DO THIS: Reproduce every entry below precisely. Pictures are excluded from the copy.

----------------

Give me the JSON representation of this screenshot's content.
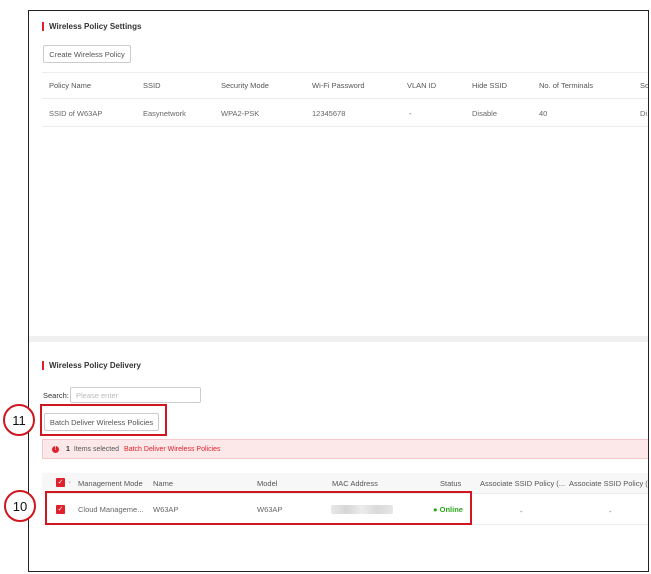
{
  "policy_settings": {
    "title": "Wireless Policy Settings",
    "create_button": "Create Wireless Policy",
    "columns": [
      "Policy Name",
      "SSID",
      "Security Mode",
      "Wi-Fi Password",
      "VLAN ID",
      "Hide SSID",
      "No. of Terminals",
      "So"
    ],
    "rows": [
      [
        "SSID of W63AP",
        "Easynetwork",
        "WPA2-PSK",
        "12345678",
        "-",
        "Disable",
        "40",
        "Di"
      ]
    ]
  },
  "policy_delivery": {
    "title": "Wireless Policy Delivery",
    "search_label": "Search:",
    "search_placeholder": "Please enter",
    "batch_button": "Batch Deliver Wireless Policies",
    "alert": {
      "icon": "!",
      "count": "1",
      "text": "Items selected",
      "link": "Batch Deliver Wireless Policies"
    },
    "columns": [
      "Management Mode",
      "Name",
      "Model",
      "MAC Address",
      "Status",
      "Associate SSID Policy (...",
      "Associate SSID Policy (..."
    ],
    "rows": [
      {
        "management_mode": "Cloud Manageme...",
        "name": "W63AP",
        "model": "W63AP",
        "status": "Online",
        "assoc1": "-",
        "assoc2": "-"
      }
    ]
  },
  "callouts": {
    "batch": "11",
    "row": "10"
  },
  "colors": {
    "accent": "#e0212b",
    "online": "#2aa81a",
    "callout": "#d0161e"
  }
}
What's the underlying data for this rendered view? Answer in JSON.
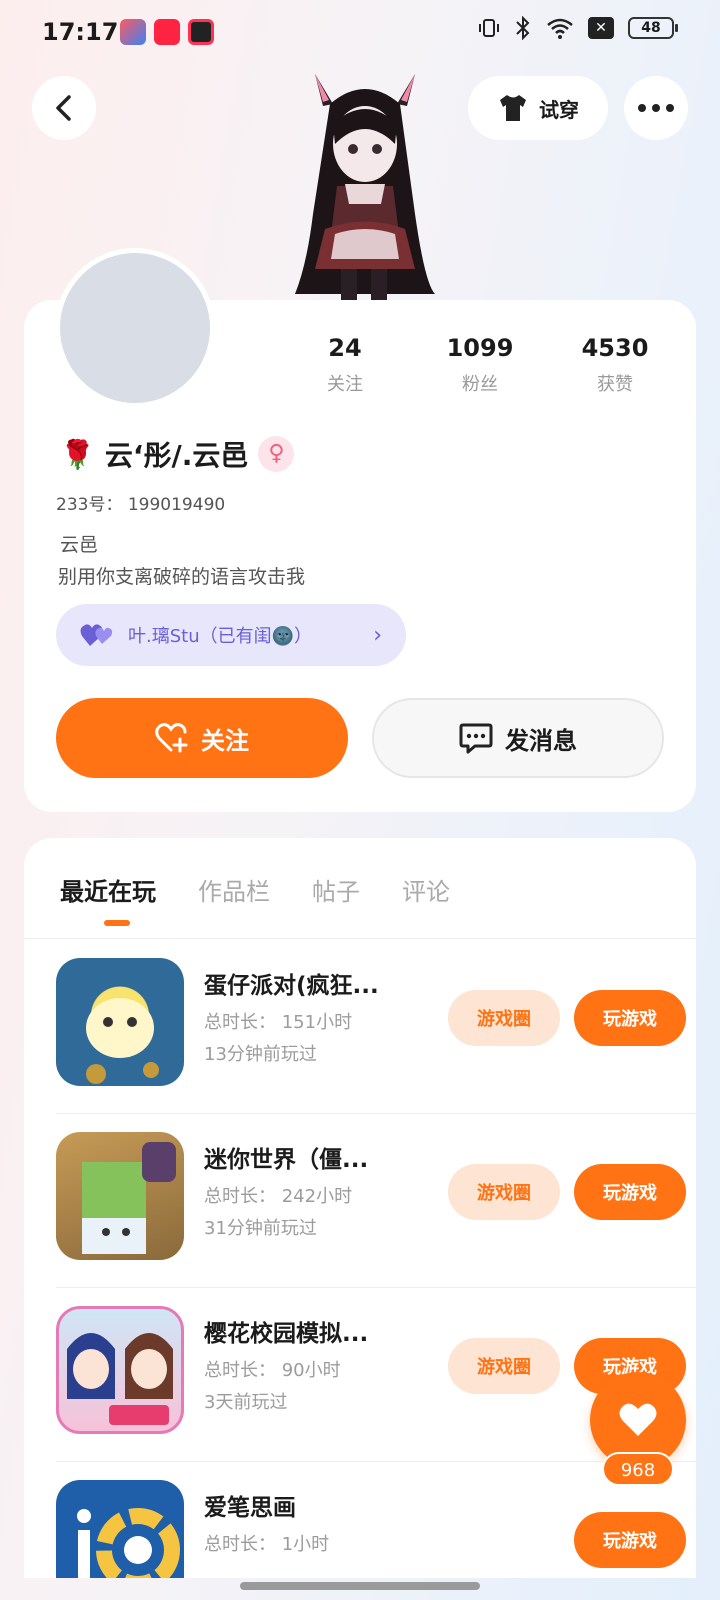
{
  "status_bar": {
    "time": "17:17",
    "app_icons": [
      "shortcut-app-icon",
      "xiaohongshu-icon",
      "record-app-icon"
    ],
    "battery": "48",
    "icons": [
      "vibrate-icon",
      "bluetooth-icon",
      "wifi-icon",
      "sim-off-icon",
      "battery-icon"
    ]
  },
  "header": {
    "back_icon": "chevron-left-icon",
    "tryon_label": "试穿",
    "more_icon": "more-dots-icon"
  },
  "profile": {
    "stats": [
      {
        "value": "24",
        "label": "关注"
      },
      {
        "value": "1099",
        "label": "粉丝"
      },
      {
        "value": "4530",
        "label": "获赞"
      }
    ],
    "nickname_emoji": "🌹",
    "nickname": "云‘彤/.云邑",
    "gender_symbol": "♀",
    "uid": "233号： 199019490",
    "bio_line1": "云邑",
    "bio_line2": "别用你支离破碎的语言攻击我",
    "cp_text": "叶.璃Stu（已有闺🌚）",
    "follow_label": "关注",
    "message_label": "发消息"
  },
  "tabs": [
    {
      "label": "最近在玩",
      "active": true
    },
    {
      "label": "作品栏",
      "active": false
    },
    {
      "label": "帖子",
      "active": false
    },
    {
      "label": "评论",
      "active": false
    }
  ],
  "games": [
    {
      "title": "蛋仔派对(疯狂...",
      "duration": "总时长： 151小时",
      "last_played": "13分钟前玩过",
      "circle_label": "游戏圈",
      "play_label": "玩游戏",
      "icon_colors": [
        "#2b5d8a",
        "#f5e06a"
      ]
    },
    {
      "title": "迷你世界（僵...",
      "duration": "总时长： 242小时",
      "last_played": "31分钟前玩过",
      "circle_label": "游戏圈",
      "play_label": "玩游戏",
      "icon_colors": [
        "#7bb661",
        "#b7e5f5"
      ]
    },
    {
      "title": "樱花校园模拟...",
      "duration": "总时长： 90小时",
      "last_played": "3天前玩过",
      "circle_label": "游戏圈",
      "play_label": "玩游戏",
      "icon_colors": [
        "#e86aa8",
        "#5a6fd0"
      ]
    },
    {
      "title": "爱笔思画",
      "duration": "总时长： 1小时",
      "last_played": "",
      "circle_label": "",
      "play_label": "玩游戏",
      "icon_colors": [
        "#1f5ea8",
        "#ffffff"
      ]
    }
  ],
  "like": {
    "count": "968"
  }
}
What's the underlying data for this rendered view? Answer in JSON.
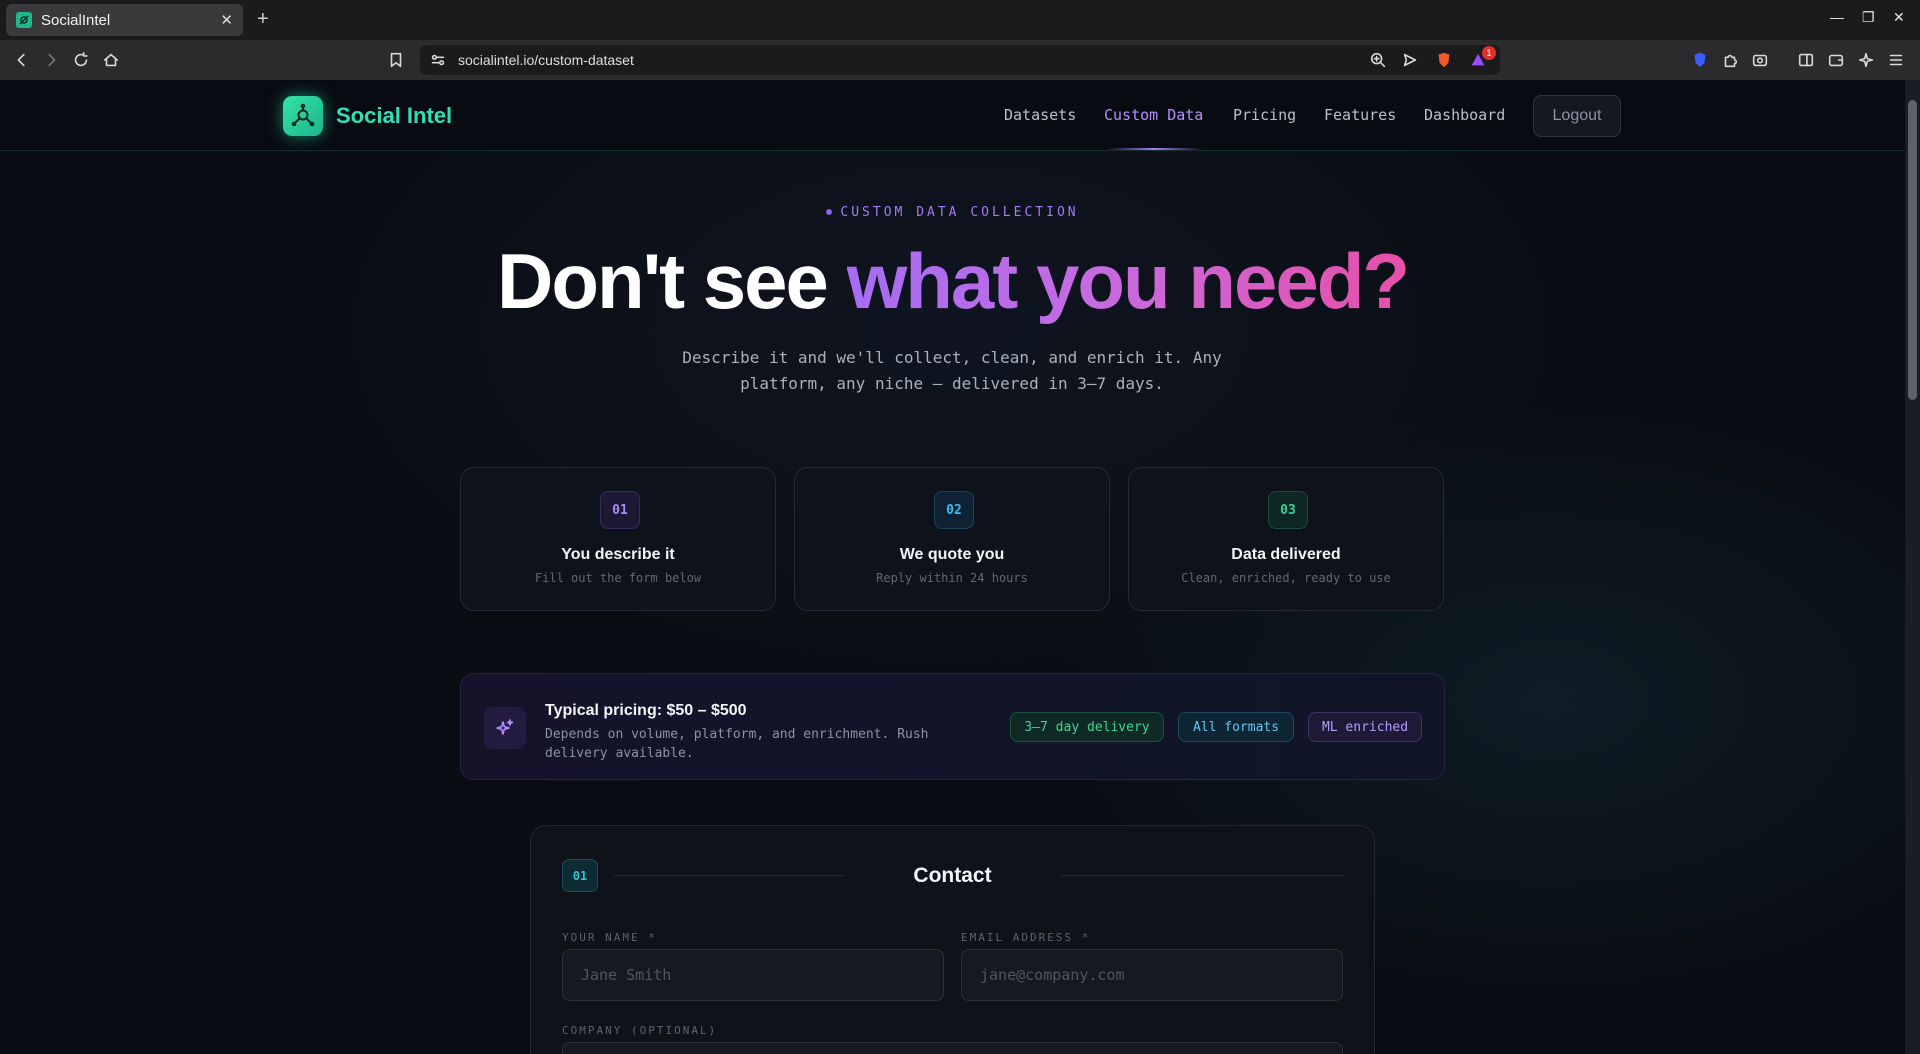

----------------

REPLY:
Give me the JSON representation of this screenshot's content.
{
  "policy_settings": {
    "title": "Wireless Policy Settings",
    "create_button": "Create Wireless Policy",
    "columns": [
      "Policy Name",
      "SSID",
      "Security Mode",
      "Wi-Fi Password",
      "VLAN ID",
      "Hide SSID",
      "No. of Terminals",
      "So"
    ],
    "rows": [
      [
        "SSID of W63AP",
        "Easynetwork",
        "WPA2-PSK",
        "12345678",
        "-",
        "Disable",
        "40",
        "Di"
      ]
    ]
  },
  "policy_delivery": {
    "title": "Wireless Policy Delivery",
    "search_label": "Search:",
    "search_placeholder": "Please enter",
    "batch_button": "Batch Deliver Wireless Policies",
    "alert": {
      "icon": "!",
      "count": "1",
      "text": "Items selected",
      "link": "Batch Deliver Wireless Policies"
    },
    "columns": [
      "Management Mode",
      "Name",
      "Model",
      "MAC Address",
      "Status",
      "Associate SSID Policy (...",
      "Associate SSID Policy (..."
    ],
    "rows": [
      {
        "management_mode": "Cloud Manageme...",
        "name": "W63AP",
        "model": "W63AP",
        "status": "Online",
        "assoc1": "-",
        "assoc2": "-"
      }
    ]
  },
  "callouts": {
    "batch": "11",
    "row": "10"
  },
  "colors": {
    "accent": "#e0212b",
    "online": "#2aa81a",
    "callout": "#d0161e"
  }
}
What's the underlying data for this rendered view? Answer in JSON.
{
  "status_bar": {
    "time": "17:17",
    "app_icons": [
      "shortcut-app-icon",
      "xiaohongshu-icon",
      "record-app-icon"
    ],
    "battery": "48",
    "icons": [
      "vibrate-icon",
      "bluetooth-icon",
      "wifi-icon",
      "sim-off-icon",
      "battery-icon"
    ]
  },
  "header": {
    "back_icon": "chevron-left-icon",
    "tryon_label": "试穿",
    "more_icon": "more-dots-icon"
  },
  "profile": {
    "stats": [
      {
        "value": "24",
        "label": "关注"
      },
      {
        "value": "1099",
        "label": "粉丝"
      },
      {
        "value": "4530",
        "label": "获赞"
      }
    ],
    "nickname_emoji": "🌹",
    "nickname": "云‘彤/.云邑",
    "gender_symbol": "♀",
    "uid": "233号： 199019490",
    "bio_line1": "云邑",
    "bio_line2": "别用你支离破碎的语言攻击我",
    "cp_text": "叶.璃Stu（已有闺🌚）",
    "follow_label": "关注",
    "message_label": "发消息"
  },
  "tabs": [
    {
      "label": "最近在玩",
      "active": true
    },
    {
      "label": "作品栏",
      "active": false
    },
    {
      "label": "帖子",
      "active": false
    },
    {
      "label": "评论",
      "active": false
    }
  ],
  "games": [
    {
      "title": "蛋仔派对(疯狂...",
      "duration": "总时长： 151小时",
      "last_played": "13分钟前玩过",
      "circle_label": "游戏圈",
      "play_label": "玩游戏",
      "icon_colors": [
        "#2b5d8a",
        "#f5e06a"
      ]
    },
    {
      "title": "迷你世界（僵...",
      "duration": "总时长： 242小时",
      "last_played": "31分钟前玩过",
      "circle_label": "游戏圈",
      "play_label": "玩游戏",
      "icon_colors": [
        "#7bb661",
        "#b7e5f5"
      ]
    },
    {
      "title": "樱花校园模拟...",
      "duration": "总时长： 90小时",
      "last_played": "3天前玩过",
      "circle_label": "游戏圈",
      "play_label": "玩游戏",
      "icon_colors": [
        "#e86aa8",
        "#5a6fd0"
      ]
    },
    {
      "title": "爱笔思画",
      "duration": "总时长： 1小时",
      "last_played": "",
      "circle_label": "",
      "play_label": "玩游戏",
      "icon_colors": [
        "#1f5ea8",
        "#ffffff"
      ]
    }
  ],
  "like": {
    "count": "968"
  }
}
What's the underlying data for this rendered view? Answer in JSON.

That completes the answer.